(Dataset items)
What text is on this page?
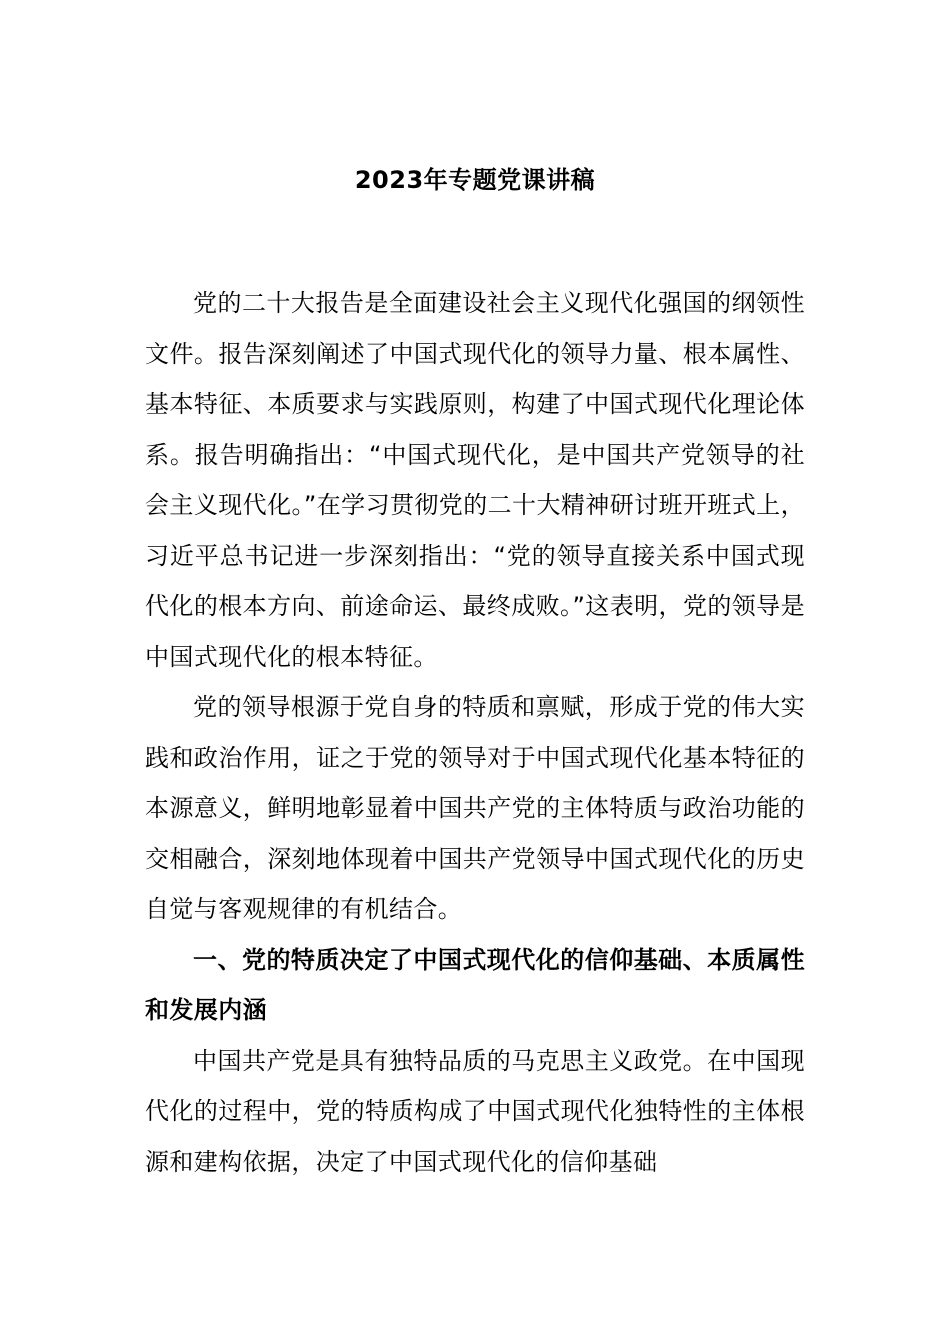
2023年专题党课讲稿

党的二十大报告是全面建设社会主义现代化强国的纲领性文件。报告深刻阐述了中国式现代化的领导力量、根本属性、基本特征、本质要求与实践原则，构建了中国式现代化理论体系。报告明确指出：“中国式现代化，是中国共产党领导的社会主义现代化。”在学习贯彻党的二十大精神研讨班开班式上，习近平总书记进一步深刻指出：“党的领导直接关系中国式现代化的根本方向、前途命运、最终成败。”这表明，党的领导是中国式现代化的根本特征。

党的领导根源于党自身的特质和禀赋，形成于党的伟大实践和政治作用，证之于党的领导对于中国式现代化基本特征的本源意义，鲜明地彰显着中国共产党的主体特质与政治功能的交相融合，深刻地体现着中国共产党领导中国式现代化的历史自觉与客观规律的有机结合。

一、党的特质决定了中国式现代化的信仰基础、本质属性和发展内涵

中国共产党是具有独特品质的马克思主义政党。在中国现代化的过程中，党的特质构成了中国式现代化独特性的主体根源和建构依据，决定了中国式现代化的信仰基础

# [WHAT IS REQUIRED]
Reproduce the material above verbatim; omit every picture.

# [SOLUTION BELOW]
What text is on this page?
2023年专题党课讲稿

党的二十大报告是全面建设社会主义现代化强国的纲领性文件。报告深刻阐述了中国式现代化的领导力量、根本属性、基本特征、本质要求与实践原则，构建了中国式现代化理论体系。报告明确指出：“中国式现代化，是中国共产党领导的社会主义现代化。”在学习贯彻党的二十大精神研讨班开班式上，习近平总书记进一步深刻指出：“党的领导直接关系中国式现代化的根本方向、前途命运、最终成败。”这表明，党的领导是中国式现代化的根本特征。

党的领导根源于党自身的特质和禀赋，形成于党的伟大实践和政治作用，证之于党的领导对于中国式现代化基本特征的本源意义，鲜明地彰显着中国共产党的主体特质与政治功能的交相融合，深刻地体现着中国共产党领导中国式现代化的历史自觉与客观规律的有机结合。

一、党的特质决定了中国式现代化的信仰基础、本质属性和发展内涵

中国共产党是具有独特品质的马克思主义政党。在中国现代化的过程中，党的特质构成了中国式现代化独特性的主体根源和建构依据，决定了中国式现代化的信仰基础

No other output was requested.